## YOUR INSTRUCTIONS
Look through the material and copy each line holding "name".

(Records from a collection of figures)
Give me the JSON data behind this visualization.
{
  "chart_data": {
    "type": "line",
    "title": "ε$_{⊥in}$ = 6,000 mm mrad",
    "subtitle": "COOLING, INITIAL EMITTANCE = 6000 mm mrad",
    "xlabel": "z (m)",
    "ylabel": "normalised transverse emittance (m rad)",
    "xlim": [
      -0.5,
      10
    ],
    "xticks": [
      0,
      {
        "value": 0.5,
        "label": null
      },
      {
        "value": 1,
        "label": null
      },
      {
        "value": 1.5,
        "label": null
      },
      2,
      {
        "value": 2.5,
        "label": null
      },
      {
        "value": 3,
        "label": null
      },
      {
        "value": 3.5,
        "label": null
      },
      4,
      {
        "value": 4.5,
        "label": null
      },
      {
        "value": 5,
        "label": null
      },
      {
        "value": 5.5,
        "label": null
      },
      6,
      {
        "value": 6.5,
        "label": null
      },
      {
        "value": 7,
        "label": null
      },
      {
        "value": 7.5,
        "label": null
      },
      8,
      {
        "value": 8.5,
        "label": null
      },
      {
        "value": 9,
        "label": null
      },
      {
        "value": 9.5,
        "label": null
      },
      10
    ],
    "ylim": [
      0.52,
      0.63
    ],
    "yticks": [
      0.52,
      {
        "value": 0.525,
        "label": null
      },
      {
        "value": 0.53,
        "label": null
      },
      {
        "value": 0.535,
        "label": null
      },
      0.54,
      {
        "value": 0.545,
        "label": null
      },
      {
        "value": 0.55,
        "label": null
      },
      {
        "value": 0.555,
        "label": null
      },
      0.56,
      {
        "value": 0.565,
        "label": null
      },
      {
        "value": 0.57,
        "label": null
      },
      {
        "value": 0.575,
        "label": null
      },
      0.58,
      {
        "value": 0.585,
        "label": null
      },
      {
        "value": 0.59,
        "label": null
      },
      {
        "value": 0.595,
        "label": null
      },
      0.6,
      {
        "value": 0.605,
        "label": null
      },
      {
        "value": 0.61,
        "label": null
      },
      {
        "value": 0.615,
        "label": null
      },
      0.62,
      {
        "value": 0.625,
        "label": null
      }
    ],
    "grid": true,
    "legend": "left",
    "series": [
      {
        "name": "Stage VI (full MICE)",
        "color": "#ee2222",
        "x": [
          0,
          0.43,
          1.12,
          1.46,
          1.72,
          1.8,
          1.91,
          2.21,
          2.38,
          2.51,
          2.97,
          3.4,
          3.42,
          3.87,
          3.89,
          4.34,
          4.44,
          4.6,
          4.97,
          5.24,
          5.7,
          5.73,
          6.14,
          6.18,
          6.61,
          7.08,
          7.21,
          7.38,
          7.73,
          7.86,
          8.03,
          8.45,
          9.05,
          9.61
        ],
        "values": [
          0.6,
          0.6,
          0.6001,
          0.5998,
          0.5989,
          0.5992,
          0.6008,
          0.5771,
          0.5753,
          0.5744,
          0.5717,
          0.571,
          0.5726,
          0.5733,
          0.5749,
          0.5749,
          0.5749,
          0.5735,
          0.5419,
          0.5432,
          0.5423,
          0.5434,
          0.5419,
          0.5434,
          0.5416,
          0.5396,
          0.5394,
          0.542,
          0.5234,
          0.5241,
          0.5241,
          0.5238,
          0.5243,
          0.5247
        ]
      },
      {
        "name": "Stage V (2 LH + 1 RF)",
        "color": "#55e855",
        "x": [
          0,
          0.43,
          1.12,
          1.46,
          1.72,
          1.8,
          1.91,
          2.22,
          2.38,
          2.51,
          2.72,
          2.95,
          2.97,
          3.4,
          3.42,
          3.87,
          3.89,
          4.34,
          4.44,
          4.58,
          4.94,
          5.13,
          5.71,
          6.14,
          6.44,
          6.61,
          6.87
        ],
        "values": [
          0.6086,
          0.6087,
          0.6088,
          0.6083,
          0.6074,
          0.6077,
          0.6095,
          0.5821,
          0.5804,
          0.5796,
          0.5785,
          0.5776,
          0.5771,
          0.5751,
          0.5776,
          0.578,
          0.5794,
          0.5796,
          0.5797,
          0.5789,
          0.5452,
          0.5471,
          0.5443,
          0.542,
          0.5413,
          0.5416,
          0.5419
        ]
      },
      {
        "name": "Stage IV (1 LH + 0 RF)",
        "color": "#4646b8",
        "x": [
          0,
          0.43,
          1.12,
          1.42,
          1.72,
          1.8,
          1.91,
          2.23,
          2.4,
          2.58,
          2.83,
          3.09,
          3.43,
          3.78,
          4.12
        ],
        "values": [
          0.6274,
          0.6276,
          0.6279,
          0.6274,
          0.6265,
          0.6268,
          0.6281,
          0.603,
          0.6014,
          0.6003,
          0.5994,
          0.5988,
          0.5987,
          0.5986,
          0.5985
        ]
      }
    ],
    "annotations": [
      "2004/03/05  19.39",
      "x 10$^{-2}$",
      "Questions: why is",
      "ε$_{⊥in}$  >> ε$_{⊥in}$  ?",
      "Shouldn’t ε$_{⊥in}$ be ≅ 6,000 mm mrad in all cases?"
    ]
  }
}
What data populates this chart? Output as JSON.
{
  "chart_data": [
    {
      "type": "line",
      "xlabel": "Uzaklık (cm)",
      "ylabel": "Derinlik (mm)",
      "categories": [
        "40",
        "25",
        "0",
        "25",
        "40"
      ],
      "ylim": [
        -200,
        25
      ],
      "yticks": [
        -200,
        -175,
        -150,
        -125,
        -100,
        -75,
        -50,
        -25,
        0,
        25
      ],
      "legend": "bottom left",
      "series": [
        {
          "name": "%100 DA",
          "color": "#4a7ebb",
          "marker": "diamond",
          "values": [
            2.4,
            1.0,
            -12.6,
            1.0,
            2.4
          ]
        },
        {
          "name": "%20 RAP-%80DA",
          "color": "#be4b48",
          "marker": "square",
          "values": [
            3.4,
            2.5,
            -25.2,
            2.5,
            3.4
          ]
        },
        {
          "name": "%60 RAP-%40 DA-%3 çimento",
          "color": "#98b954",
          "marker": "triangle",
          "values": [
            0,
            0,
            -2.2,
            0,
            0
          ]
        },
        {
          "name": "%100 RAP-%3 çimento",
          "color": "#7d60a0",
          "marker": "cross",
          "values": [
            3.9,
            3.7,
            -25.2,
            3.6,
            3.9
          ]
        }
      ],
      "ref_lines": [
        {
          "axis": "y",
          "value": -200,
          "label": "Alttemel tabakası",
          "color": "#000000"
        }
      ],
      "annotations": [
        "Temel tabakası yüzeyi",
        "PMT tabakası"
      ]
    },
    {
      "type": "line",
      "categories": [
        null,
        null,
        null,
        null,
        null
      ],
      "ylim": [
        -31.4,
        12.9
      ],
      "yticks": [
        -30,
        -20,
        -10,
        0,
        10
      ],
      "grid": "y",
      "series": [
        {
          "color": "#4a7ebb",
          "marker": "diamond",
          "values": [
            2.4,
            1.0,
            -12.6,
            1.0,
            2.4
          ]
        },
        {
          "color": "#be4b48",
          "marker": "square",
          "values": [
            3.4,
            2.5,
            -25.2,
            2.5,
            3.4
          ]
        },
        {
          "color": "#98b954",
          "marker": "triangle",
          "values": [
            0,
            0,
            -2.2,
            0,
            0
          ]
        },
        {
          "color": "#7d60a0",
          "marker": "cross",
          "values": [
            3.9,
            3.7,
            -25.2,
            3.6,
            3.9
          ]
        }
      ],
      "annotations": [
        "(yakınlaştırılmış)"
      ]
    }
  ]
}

## EXERCISE ANSWER
        "name": "Stage VI (full MICE)",
        "name": "Stage V (2 LH + 1 RF)",
        "name": "Stage IV (1 LH + 0 RF)",
          "name": "%100 DA",
          "name": "%20 RAP-%80DA",
          "name": "%60 RAP-%40 DA-%3 çimento",
          "name": "%100 RAP-%3 çimento",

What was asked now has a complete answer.